Collected data:

------------------------------------------------

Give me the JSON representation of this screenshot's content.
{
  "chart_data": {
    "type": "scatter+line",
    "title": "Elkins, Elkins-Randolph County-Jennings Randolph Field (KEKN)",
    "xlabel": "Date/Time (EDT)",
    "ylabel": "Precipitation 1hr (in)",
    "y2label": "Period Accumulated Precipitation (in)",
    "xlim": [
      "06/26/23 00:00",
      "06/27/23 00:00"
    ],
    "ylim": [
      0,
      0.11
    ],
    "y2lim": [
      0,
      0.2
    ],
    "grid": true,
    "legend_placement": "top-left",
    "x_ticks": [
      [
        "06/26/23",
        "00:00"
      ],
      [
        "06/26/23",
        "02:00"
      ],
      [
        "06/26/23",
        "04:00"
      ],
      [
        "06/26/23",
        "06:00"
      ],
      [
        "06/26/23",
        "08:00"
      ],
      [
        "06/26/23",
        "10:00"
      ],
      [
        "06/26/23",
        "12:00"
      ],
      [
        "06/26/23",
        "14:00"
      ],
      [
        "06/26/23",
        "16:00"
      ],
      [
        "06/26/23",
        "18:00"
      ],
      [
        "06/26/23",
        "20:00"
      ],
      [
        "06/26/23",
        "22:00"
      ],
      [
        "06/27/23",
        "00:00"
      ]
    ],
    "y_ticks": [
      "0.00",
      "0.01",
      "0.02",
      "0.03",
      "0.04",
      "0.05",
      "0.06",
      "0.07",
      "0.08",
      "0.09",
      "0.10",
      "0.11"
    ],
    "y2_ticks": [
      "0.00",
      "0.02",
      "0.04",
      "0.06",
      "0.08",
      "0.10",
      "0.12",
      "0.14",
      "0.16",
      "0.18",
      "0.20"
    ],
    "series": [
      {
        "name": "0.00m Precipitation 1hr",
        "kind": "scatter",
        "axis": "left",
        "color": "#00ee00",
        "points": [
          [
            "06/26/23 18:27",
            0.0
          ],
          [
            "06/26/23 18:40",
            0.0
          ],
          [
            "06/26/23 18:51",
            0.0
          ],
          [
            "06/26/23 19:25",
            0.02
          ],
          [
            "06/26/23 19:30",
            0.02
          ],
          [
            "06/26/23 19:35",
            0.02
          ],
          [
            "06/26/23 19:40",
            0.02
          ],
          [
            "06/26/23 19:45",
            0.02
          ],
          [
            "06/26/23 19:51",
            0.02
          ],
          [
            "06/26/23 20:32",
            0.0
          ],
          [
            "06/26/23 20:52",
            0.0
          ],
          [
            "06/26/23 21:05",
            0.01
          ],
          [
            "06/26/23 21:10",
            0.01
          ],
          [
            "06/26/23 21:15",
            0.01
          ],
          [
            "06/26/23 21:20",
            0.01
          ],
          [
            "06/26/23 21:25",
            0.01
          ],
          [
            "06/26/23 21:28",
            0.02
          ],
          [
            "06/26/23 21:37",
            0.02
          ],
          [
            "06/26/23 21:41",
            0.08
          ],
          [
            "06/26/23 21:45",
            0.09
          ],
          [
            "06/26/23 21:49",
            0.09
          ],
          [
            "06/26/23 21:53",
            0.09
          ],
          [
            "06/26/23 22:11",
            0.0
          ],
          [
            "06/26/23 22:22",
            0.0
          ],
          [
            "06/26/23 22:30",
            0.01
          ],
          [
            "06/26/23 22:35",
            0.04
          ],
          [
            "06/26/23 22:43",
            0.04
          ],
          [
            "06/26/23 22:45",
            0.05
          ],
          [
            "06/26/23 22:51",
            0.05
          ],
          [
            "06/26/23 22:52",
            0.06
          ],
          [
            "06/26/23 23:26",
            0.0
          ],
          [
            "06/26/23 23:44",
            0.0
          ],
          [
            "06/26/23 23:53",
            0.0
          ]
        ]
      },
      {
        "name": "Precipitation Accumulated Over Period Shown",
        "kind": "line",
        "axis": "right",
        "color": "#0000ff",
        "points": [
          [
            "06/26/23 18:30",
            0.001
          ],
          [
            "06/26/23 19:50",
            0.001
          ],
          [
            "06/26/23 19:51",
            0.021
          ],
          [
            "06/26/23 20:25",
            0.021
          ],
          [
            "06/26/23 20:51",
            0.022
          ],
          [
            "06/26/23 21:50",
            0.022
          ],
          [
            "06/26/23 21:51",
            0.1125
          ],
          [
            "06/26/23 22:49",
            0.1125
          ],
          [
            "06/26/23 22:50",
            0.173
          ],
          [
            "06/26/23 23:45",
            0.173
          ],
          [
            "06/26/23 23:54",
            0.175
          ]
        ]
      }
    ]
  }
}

------------------------------------------------

** EXERCISE REQUIREMENTS **
Please restate the data word for word, every record included.

** FINISHED ANSWER **
Give me the JSON representation of this screenshot's content.
{
  "chart_data": {
    "type": "scatter+line",
    "title": "Elkins, Elkins-Randolph County-Jennings Randolph Field (KEKN)",
    "xlabel": "Date/Time (EDT)",
    "ylabel": "Precipitation 1hr (in)",
    "y2label": "Period Accumulated Precipitation (in)",
    "xlim": [
      "06/26/23 00:00",
      "06/27/23 00:00"
    ],
    "ylim": [
      0,
      0.11
    ],
    "y2lim": [
      0,
      0.2
    ],
    "grid": true,
    "legend_placement": "top-left",
    "x_ticks": [
      [
        "06/26/23",
        "00:00"
      ],
      [
        "06/26/23",
        "02:00"
      ],
      [
        "06/26/23",
        "04:00"
      ],
      [
        "06/26/23",
        "06:00"
      ],
      [
        "06/26/23",
        "08:00"
      ],
      [
        "06/26/23",
        "10:00"
      ],
      [
        "06/26/23",
        "12:00"
      ],
      [
        "06/26/23",
        "14:00"
      ],
      [
        "06/26/23",
        "16:00"
      ],
      [
        "06/26/23",
        "18:00"
      ],
      [
        "06/26/23",
        "20:00"
      ],
      [
        "06/26/23",
        "22:00"
      ],
      [
        "06/27/23",
        "00:00"
      ]
    ],
    "y_ticks": [
      "0.00",
      "0.01",
      "0.02",
      "0.03",
      "0.04",
      "0.05",
      "0.06",
      "0.07",
      "0.08",
      "0.09",
      "0.10",
      "0.11"
    ],
    "y2_ticks": [
      "0.00",
      "0.02",
      "0.04",
      "0.06",
      "0.08",
      "0.10",
      "0.12",
      "0.14",
      "0.16",
      "0.18",
      "0.20"
    ],
    "series": [
      {
        "name": "0.00m Precipitation 1hr",
        "kind": "scatter",
        "axis": "left",
        "color": "#00ee00",
        "points": [
          [
            "06/26/23 18:27",
            0.0
          ],
          [
            "06/26/23 18:40",
            0.0
          ],
          [
            "06/26/23 18:51",
            0.0
          ],
          [
            "06/26/23 19:25",
            0.02
          ],
          [
            "06/26/23 19:30",
            0.02
          ],
          [
            "06/26/23 19:35",
            0.02
          ],
          [
            "06/26/23 19:40",
            0.02
          ],
          [
            "06/26/23 19:45",
            0.02
          ],
          [
            "06/26/23 19:51",
            0.02
          ],
          [
            "06/26/23 20:32",
            0.0
          ],
          [
            "06/26/23 20:52",
            0.0
          ],
          [
            "06/26/23 21:05",
            0.01
          ],
          [
            "06/26/23 21:10",
            0.01
          ],
          [
            "06/26/23 21:15",
            0.01
          ],
          [
            "06/26/23 21:20",
            0.01
          ],
          [
            "06/26/23 21:25",
            0.01
          ],
          [
            "06/26/23 21:28",
            0.02
          ],
          [
            "06/26/23 21:37",
            0.02
          ],
          [
            "06/26/23 21:41",
            0.08
          ],
          [
            "06/26/23 21:45",
            0.09
          ],
          [
            "06/26/23 21:49",
            0.09
          ],
          [
            "06/26/23 21:53",
            0.09
          ],
          [
            "06/26/23 22:11",
            0.0
          ],
          [
            "06/26/23 22:22",
            0.0
          ],
          [
            "06/26/23 22:30",
            0.01
          ],
          [
            "06/26/23 22:35",
            0.04
          ],
          [
            "06/26/23 22:43",
            0.04
          ],
          [
            "06/26/23 22:45",
            0.05
          ],
          [
            "06/26/23 22:51",
            0.05
          ],
          [
            "06/26/23 22:52",
            0.06
          ],
          [
            "06/26/23 23:26",
            0.0
          ],
          [
            "06/26/23 23:44",
            0.0
          ],
          [
            "06/26/23 23:53",
            0.0
          ]
        ]
      },
      {
        "name": "Precipitation Accumulated Over Period Shown",
        "kind": "line",
        "axis": "right",
        "color": "#0000ff",
        "points": [
          [
            "06/26/23 18:30",
            0.001
          ],
          [
            "06/26/23 19:50",
            0.001
          ],
          [
            "06/26/23 19:51",
            0.021
          ],
          [
            "06/26/23 20:25",
            0.021
          ],
          [
            "06/26/23 20:51",
            0.022
          ],
          [
            "06/26/23 21:50",
            0.022
          ],
          [
            "06/26/23 21:51",
            0.1125
          ],
          [
            "06/26/23 22:49",
            0.1125
          ],
          [
            "06/26/23 22:50",
            0.173
          ],
          [
            "06/26/23 23:45",
            0.173
          ],
          [
            "06/26/23 23:54",
            0.175
          ]
        ]
      }
    ]
  }
}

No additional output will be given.